GIVEN INSTRUCTION:
Single out each line with the word "GENERAL" and copy it.

RECORDS FOR THE TASK:

◇ ◇ ◇ ◇ ◇ ◇ ◇

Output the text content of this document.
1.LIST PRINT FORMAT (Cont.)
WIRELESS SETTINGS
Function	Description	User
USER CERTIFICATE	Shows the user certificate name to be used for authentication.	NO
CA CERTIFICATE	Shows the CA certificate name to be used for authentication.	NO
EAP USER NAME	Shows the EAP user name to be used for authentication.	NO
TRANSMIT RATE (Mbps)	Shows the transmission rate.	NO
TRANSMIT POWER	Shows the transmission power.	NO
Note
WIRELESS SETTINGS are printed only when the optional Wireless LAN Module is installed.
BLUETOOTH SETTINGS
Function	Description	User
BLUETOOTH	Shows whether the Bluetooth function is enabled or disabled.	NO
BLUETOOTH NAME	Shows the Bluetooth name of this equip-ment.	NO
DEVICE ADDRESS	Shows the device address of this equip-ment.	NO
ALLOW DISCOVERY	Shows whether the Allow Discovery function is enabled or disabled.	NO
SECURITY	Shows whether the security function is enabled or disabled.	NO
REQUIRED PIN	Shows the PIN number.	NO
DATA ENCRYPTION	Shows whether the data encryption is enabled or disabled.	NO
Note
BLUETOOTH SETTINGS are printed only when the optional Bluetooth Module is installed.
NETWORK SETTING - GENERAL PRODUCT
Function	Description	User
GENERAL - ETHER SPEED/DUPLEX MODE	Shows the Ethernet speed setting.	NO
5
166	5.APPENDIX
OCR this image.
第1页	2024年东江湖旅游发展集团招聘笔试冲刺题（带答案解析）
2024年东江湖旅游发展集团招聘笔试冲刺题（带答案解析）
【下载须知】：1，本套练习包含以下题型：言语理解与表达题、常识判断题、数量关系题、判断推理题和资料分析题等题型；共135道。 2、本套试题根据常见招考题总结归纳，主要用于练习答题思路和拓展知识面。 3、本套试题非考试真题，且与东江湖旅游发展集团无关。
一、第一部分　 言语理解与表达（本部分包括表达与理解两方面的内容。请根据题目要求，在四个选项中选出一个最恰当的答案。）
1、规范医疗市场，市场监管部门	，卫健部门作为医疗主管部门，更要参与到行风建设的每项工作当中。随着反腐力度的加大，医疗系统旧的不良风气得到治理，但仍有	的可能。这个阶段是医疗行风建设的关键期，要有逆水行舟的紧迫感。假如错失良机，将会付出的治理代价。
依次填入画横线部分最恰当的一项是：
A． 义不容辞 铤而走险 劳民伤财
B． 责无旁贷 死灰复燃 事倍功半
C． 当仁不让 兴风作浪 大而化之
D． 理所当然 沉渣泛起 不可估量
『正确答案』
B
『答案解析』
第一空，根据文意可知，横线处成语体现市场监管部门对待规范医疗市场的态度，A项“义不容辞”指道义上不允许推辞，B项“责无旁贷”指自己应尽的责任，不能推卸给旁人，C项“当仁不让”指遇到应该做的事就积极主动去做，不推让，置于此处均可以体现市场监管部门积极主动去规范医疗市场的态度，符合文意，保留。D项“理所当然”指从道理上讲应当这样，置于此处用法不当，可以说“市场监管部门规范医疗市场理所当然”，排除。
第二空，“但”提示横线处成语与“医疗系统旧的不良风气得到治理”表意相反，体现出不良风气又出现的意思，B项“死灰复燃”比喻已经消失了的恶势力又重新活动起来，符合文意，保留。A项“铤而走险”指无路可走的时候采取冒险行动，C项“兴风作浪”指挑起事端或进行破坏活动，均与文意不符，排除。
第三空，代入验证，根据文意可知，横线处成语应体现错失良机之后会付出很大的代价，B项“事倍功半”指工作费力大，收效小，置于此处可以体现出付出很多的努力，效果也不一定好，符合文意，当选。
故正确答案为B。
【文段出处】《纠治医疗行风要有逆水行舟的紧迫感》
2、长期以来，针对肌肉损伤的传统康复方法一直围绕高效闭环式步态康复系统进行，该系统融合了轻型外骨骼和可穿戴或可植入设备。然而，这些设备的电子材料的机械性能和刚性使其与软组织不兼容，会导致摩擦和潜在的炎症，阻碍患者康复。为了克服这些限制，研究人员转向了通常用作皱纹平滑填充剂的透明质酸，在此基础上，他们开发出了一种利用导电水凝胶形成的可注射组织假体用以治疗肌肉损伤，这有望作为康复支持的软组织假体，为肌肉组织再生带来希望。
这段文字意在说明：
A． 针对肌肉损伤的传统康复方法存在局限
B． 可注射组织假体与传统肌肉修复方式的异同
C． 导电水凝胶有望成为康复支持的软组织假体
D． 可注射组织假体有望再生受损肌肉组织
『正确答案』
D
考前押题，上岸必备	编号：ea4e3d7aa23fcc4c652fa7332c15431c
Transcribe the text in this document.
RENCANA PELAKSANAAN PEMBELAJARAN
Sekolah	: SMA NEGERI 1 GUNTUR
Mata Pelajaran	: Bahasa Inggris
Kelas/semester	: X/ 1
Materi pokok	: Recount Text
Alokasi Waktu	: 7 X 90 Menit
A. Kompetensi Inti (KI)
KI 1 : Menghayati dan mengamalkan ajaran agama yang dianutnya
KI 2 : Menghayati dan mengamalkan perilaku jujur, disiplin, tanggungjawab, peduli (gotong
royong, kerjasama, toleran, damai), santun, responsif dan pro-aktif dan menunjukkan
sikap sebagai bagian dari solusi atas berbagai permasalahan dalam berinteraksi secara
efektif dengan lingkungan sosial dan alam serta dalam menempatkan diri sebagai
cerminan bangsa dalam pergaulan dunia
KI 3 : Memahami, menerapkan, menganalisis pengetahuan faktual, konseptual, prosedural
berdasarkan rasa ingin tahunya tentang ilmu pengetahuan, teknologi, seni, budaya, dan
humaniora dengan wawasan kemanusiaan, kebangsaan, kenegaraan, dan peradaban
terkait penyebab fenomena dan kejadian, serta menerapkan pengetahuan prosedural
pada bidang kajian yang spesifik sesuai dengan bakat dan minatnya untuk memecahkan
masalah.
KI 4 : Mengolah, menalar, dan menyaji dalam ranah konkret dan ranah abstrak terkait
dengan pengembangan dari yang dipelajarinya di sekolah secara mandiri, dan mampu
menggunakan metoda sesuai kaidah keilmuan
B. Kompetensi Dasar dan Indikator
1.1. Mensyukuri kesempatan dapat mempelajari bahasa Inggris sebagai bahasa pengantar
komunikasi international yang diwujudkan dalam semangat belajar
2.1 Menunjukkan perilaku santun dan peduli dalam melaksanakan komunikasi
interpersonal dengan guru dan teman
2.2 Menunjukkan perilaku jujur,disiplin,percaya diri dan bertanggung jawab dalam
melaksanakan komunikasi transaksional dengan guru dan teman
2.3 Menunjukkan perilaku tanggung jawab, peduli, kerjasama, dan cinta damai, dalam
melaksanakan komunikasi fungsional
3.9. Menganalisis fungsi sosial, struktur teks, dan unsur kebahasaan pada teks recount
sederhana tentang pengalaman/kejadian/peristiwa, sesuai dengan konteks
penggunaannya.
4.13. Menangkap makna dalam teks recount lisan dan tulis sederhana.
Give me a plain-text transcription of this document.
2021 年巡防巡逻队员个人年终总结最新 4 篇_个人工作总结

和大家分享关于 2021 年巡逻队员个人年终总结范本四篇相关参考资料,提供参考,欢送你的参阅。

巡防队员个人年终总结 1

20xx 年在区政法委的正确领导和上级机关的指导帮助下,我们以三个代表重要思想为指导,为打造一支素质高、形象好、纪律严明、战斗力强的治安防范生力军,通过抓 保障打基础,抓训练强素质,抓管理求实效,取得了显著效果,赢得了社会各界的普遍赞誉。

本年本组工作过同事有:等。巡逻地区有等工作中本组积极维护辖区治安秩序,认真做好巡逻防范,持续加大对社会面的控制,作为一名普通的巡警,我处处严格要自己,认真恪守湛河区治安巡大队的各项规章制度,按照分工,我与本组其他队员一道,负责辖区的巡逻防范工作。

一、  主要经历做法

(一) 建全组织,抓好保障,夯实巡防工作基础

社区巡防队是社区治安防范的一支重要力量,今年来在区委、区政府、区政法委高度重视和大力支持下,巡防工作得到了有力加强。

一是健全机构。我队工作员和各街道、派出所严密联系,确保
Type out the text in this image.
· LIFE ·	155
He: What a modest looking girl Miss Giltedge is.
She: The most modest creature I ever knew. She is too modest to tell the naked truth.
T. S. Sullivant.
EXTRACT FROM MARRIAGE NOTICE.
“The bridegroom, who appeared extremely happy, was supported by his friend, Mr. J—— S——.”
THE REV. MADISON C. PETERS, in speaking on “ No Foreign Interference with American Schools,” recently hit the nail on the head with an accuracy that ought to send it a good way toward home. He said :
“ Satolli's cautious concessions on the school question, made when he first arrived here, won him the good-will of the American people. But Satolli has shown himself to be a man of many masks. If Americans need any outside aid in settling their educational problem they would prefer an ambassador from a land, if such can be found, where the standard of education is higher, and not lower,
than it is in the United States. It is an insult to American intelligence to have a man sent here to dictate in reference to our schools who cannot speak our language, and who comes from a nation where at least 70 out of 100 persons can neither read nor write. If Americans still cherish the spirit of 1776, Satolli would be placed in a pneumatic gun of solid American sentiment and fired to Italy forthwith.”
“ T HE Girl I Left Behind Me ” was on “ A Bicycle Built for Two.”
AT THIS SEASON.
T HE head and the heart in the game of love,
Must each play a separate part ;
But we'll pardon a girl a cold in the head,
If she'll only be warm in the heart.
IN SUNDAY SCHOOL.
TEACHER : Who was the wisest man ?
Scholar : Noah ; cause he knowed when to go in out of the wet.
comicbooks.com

◇ ◇ ◇ ◇ ◇ ◇ ◇

EXERCISE OUTPUT:
NETWORK SETTING - GENERAL PRODUCT
GENERAL - ETHER SPEED/DUPLEX MODE	Shows the Ethernet speed setting.	NO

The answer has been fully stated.